■ Aim
Could you put the lines from the first one up to and including the line with "The inlet port 57 is at (333, 521)." into a numbered list, leaving out any blank lines?

A data block:
★ ★ ★ ★

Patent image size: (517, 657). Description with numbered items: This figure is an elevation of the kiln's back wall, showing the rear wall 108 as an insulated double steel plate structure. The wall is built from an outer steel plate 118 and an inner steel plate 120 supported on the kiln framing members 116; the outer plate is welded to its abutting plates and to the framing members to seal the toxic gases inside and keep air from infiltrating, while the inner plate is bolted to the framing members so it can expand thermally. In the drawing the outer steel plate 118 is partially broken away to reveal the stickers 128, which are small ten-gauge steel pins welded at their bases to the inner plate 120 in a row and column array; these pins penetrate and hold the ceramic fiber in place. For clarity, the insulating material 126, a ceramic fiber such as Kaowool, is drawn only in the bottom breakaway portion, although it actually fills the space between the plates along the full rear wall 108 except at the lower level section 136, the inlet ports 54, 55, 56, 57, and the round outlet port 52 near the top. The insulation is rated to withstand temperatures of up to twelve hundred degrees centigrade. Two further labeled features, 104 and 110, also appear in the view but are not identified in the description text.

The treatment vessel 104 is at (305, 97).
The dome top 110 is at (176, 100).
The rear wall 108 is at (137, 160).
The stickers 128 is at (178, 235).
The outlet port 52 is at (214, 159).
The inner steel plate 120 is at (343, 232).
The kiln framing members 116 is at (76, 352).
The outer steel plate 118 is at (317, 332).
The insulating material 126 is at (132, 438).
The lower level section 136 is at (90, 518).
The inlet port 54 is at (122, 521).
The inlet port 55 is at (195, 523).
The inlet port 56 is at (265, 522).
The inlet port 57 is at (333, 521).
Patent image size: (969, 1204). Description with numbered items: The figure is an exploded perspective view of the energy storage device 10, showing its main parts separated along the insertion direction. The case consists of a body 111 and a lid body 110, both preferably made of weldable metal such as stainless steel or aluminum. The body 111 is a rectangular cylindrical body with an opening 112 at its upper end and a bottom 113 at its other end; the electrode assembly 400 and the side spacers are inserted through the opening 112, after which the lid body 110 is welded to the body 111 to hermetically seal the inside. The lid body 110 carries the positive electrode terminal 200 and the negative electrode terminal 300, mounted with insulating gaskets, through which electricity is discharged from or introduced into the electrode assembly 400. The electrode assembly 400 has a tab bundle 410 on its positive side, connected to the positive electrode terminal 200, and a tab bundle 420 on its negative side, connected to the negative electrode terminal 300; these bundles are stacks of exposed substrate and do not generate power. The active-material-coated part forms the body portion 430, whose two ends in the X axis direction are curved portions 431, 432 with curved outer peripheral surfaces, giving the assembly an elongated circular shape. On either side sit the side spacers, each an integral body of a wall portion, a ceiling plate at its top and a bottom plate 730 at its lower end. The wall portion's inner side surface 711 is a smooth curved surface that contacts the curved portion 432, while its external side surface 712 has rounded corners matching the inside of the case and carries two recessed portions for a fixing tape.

★ ★ ★ ★

■ The response
1. Patent image size: (517, 657). Description with numbered items: This figure is an elevation of the kiln's back wall, showing the rear wall 108 as an insulated double steel plate structure. The wall is built from an outer steel plate 118 and an inner steel plate 120 supported on the kiln framing members 116; the outer plate is welded to its abutting plates and to the framing members to seal the toxic gases inside and keep air from infiltrating, while the inner plate is bolted to the framing members so it can expand thermally. In the drawing the outer steel plate 118 is partially broken away to reveal the stickers 128, which are small ten-gauge steel pins welded at their bases to the inner plate 120 in a row and column array; these pins penetrate and hold the ceramic fiber in place. For clarity, the insulating material 126, a ceramic fiber such as Kaowool, is drawn only in the bottom breakaway portion, although it actually fills the space between the plates along the full rear wall 108 except at the lower level section 136, the inlet ports 54, 55, 56, 57, and the round outlet port 52 near the top. The insulation is rated to withstand temperatures of up to twelve hundred degrees centigrade. Two further labeled features, 104 and 110, also appear in the view but are not identified in the description text.
2. The treatment vessel 104 is at (305, 97).
3. The dome top 110 is at (176, 100).
4. The rear wall 108 is at (137, 160).
5. The stickers 128 is at (178, 235).
6. The outlet port 52 is at (214, 159).
7. The inner steel plate 120 is at (343, 232).
8. The kiln framing members 116 is at (76, 352).
9. The outer steel plate 118 is at (317, 332).
10. The insulating material 126 is at (132, 438).
11. The lower level section 136 is at (90, 518).
12. The inlet port 54 is at (122, 521).
13. The inlet port 55 is at (195, 523).
14. The inlet port 56 is at (265, 522).
15. The inlet port 57 is at (333, 521).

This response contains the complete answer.